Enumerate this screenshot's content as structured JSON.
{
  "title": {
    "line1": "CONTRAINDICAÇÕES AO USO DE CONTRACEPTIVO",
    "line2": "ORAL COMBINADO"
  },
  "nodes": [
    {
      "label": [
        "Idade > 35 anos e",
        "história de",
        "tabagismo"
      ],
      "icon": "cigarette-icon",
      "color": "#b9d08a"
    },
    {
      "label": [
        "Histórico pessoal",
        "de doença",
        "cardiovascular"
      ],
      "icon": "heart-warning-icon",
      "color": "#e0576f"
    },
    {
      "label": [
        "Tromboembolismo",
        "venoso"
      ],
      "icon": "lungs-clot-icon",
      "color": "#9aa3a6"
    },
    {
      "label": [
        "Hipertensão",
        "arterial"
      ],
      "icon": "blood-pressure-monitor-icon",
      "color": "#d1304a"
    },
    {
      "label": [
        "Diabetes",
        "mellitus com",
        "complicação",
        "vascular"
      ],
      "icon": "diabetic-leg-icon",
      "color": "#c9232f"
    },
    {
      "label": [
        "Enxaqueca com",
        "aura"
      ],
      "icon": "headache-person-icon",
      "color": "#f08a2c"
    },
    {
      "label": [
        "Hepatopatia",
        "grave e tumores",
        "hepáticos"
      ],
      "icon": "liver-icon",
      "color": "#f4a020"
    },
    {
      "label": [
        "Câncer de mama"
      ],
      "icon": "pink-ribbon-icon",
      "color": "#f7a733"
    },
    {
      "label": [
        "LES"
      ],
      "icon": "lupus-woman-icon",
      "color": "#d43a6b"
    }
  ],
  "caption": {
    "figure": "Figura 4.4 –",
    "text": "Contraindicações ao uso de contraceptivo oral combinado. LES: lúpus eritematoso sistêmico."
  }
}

• AIM OF THE TASK: All of the entries must be printed again exactly as given.

• EXERCISE RESPONSE:
Enumerate this screenshot's content as structured JSON.
{
  "title": {
    "line1": "CONTRAINDICAÇÕES AO USO DE CONTRACEPTIVO",
    "line2": "ORAL COMBINADO"
  },
  "nodes": [
    {
      "label": [
        "Idade > 35 anos e",
        "história de",
        "tabagismo"
      ],
      "icon": "cigarette-icon",
      "color": "#b9d08a"
    },
    {
      "label": [
        "Histórico pessoal",
        "de doença",
        "cardiovascular"
      ],
      "icon": "heart-warning-icon",
      "color": "#e0576f"
    },
    {
      "label": [
        "Tromboembolismo",
        "venoso"
      ],
      "icon": "lungs-clot-icon",
      "color": "#9aa3a6"
    },
    {
      "label": [
        "Hipertensão",
        "arterial"
      ],
      "icon": "blood-pressure-monitor-icon",
      "color": "#d1304a"
    },
    {
      "label": [
        "Diabetes",
        "mellitus com",
        "complicação",
        "vascular"
      ],
      "icon": "diabetic-leg-icon",
      "color": "#c9232f"
    },
    {
      "label": [
        "Enxaqueca com",
        "aura"
      ],
      "icon": "headache-person-icon",
      "color": "#f08a2c"
    },
    {
      "label": [
        "Hepatopatia",
        "grave e tumores",
        "hepáticos"
      ],
      "icon": "liver-icon",
      "color": "#f4a020"
    },
    {
      "label": [
        "Câncer de mama"
      ],
      "icon": "pink-ribbon-icon",
      "color": "#f7a733"
    },
    {
      "label": [
        "LES"
      ],
      "icon": "lupus-woman-icon",
      "color": "#d43a6b"
    }
  ],
  "caption": {
    "figure": "Figura 4.4 –",
    "text": "Contraindicações ao uso de contraceptivo oral combinado. LES: lúpus eritematoso sistêmico."
  }
}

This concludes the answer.